Data entries

%%

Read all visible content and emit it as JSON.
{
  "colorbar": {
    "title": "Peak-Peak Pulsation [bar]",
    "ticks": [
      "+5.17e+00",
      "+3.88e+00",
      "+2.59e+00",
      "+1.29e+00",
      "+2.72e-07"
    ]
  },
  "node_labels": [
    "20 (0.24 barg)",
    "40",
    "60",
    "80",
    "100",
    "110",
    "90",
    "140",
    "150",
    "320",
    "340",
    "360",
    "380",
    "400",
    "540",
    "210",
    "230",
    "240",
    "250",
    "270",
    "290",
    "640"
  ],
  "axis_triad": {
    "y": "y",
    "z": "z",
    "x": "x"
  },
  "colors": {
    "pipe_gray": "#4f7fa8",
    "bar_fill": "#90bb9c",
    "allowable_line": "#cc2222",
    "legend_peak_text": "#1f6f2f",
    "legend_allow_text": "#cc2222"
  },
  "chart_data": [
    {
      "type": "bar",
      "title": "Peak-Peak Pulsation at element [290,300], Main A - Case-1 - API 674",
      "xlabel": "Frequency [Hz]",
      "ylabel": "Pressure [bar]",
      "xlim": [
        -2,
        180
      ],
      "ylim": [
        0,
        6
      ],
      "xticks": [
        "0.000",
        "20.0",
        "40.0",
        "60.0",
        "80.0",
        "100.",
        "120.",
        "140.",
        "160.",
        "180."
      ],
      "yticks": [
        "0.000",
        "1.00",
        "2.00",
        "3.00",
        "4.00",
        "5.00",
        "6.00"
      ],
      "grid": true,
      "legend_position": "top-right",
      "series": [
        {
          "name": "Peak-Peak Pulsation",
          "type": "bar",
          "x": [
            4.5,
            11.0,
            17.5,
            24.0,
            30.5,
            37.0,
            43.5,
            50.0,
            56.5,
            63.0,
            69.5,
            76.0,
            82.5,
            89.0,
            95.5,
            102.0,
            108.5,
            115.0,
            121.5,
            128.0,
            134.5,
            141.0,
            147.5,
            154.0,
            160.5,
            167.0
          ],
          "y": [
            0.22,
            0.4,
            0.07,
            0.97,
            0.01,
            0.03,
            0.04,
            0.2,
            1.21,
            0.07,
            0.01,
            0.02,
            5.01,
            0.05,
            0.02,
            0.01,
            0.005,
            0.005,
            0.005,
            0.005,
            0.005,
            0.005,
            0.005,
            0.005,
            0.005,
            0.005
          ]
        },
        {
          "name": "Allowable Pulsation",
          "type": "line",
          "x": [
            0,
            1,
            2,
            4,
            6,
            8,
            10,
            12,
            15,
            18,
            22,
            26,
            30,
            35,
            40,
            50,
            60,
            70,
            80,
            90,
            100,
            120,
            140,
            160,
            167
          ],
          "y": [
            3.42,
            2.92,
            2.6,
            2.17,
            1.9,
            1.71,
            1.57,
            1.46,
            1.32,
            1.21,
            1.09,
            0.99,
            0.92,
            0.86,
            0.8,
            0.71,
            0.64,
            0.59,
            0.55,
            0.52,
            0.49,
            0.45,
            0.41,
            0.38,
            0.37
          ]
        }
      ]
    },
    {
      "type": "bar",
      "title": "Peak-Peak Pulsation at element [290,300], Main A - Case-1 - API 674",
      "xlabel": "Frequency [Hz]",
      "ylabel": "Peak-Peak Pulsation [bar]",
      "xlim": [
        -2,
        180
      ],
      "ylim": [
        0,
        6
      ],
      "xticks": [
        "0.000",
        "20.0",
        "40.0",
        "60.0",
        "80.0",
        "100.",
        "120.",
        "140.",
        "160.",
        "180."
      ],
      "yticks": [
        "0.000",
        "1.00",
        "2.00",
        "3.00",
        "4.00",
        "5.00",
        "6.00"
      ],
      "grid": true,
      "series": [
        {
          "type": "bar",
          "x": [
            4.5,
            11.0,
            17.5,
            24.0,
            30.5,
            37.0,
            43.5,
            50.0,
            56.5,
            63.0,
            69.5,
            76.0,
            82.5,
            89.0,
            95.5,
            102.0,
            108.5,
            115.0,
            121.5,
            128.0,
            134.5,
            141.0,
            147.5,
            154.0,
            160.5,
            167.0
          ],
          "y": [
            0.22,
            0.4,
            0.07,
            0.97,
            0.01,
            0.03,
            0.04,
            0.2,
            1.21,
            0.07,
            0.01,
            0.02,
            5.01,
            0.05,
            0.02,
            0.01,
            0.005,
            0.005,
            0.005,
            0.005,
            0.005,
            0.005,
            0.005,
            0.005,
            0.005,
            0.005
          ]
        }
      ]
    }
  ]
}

%%

THE TASK →
Return every line from the records above that holds the word "name".

EXERCISE SOLUTION →
          "name": "Peak-Peak Pulsation",
          "name": "Allowable Pulsation",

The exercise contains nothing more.